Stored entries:
********************

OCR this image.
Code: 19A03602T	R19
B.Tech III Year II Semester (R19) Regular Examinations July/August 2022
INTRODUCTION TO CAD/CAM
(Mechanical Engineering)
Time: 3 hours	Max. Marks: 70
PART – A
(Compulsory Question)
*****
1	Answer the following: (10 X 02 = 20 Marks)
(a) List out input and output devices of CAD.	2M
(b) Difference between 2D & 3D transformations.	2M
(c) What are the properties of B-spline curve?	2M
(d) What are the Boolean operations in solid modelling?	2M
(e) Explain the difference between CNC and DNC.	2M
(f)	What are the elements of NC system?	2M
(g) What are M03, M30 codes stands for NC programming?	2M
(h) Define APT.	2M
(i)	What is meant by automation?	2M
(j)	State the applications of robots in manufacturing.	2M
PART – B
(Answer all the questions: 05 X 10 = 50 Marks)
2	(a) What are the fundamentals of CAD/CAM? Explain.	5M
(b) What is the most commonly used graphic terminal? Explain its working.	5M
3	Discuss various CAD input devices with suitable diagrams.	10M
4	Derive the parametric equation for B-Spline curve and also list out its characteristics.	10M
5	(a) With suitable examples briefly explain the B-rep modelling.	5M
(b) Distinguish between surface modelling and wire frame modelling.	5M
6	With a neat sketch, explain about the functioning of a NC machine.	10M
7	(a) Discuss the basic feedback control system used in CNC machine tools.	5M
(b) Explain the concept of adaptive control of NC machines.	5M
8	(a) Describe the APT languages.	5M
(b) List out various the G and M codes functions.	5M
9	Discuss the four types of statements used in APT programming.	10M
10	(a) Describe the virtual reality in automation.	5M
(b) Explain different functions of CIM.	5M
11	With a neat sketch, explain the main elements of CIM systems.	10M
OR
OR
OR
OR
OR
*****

********************

*Exercise prompt*.
Restate each entry exactly, skipping none.

*Worked answer*.
OCR this image.
Code: 19A03602T	R19
B.Tech III Year II Semester (R19) Regular Examinations July/August 2022
INTRODUCTION TO CAD/CAM
(Mechanical Engineering)
Time: 3 hours	Max. Marks: 70
PART – A
(Compulsory Question)
*****
1	Answer the following: (10 X 02 = 20 Marks)
(a) List out input and output devices of CAD.	2M
(b) Difference between 2D & 3D transformations.	2M
(c) What are the properties of B-spline curve?	2M
(d) What are the Boolean operations in solid modelling?	2M
(e) Explain the difference between CNC and DNC.	2M
(f)	What are the elements of NC system?	2M
(g) What are M03, M30 codes stands for NC programming?	2M
(h) Define APT.	2M
(i)	What is meant by automation?	2M
(j)	State the applications of robots in manufacturing.	2M
PART – B
(Answer all the questions: 05 X 10 = 50 Marks)
2	(a) What are the fundamentals of CAD/CAM? Explain.	5M
(b) What is the most commonly used graphic terminal? Explain its working.	5M
3	Discuss various CAD input devices with suitable diagrams.	10M
4	Derive the parametric equation for B-Spline curve and also list out its characteristics.	10M
5	(a) With suitable examples briefly explain the B-rep modelling.	5M
(b) Distinguish between surface modelling and wire frame modelling.	5M
6	With a neat sketch, explain about the functioning of a NC machine.	10M
7	(a) Discuss the basic feedback control system used in CNC machine tools.	5M
(b) Explain the concept of adaptive control of NC machines.	5M
8	(a) Describe the APT languages.	5M
(b) List out various the G and M codes functions.	5M
9	Discuss the four types of statements used in APT programming.	10M
10	(a) Describe the virtual reality in automation.	5M
(b) Explain different functions of CIM.	5M
11	With a neat sketch, explain the main elements of CIM systems.	10M
OR
OR
OR
OR
OR
*****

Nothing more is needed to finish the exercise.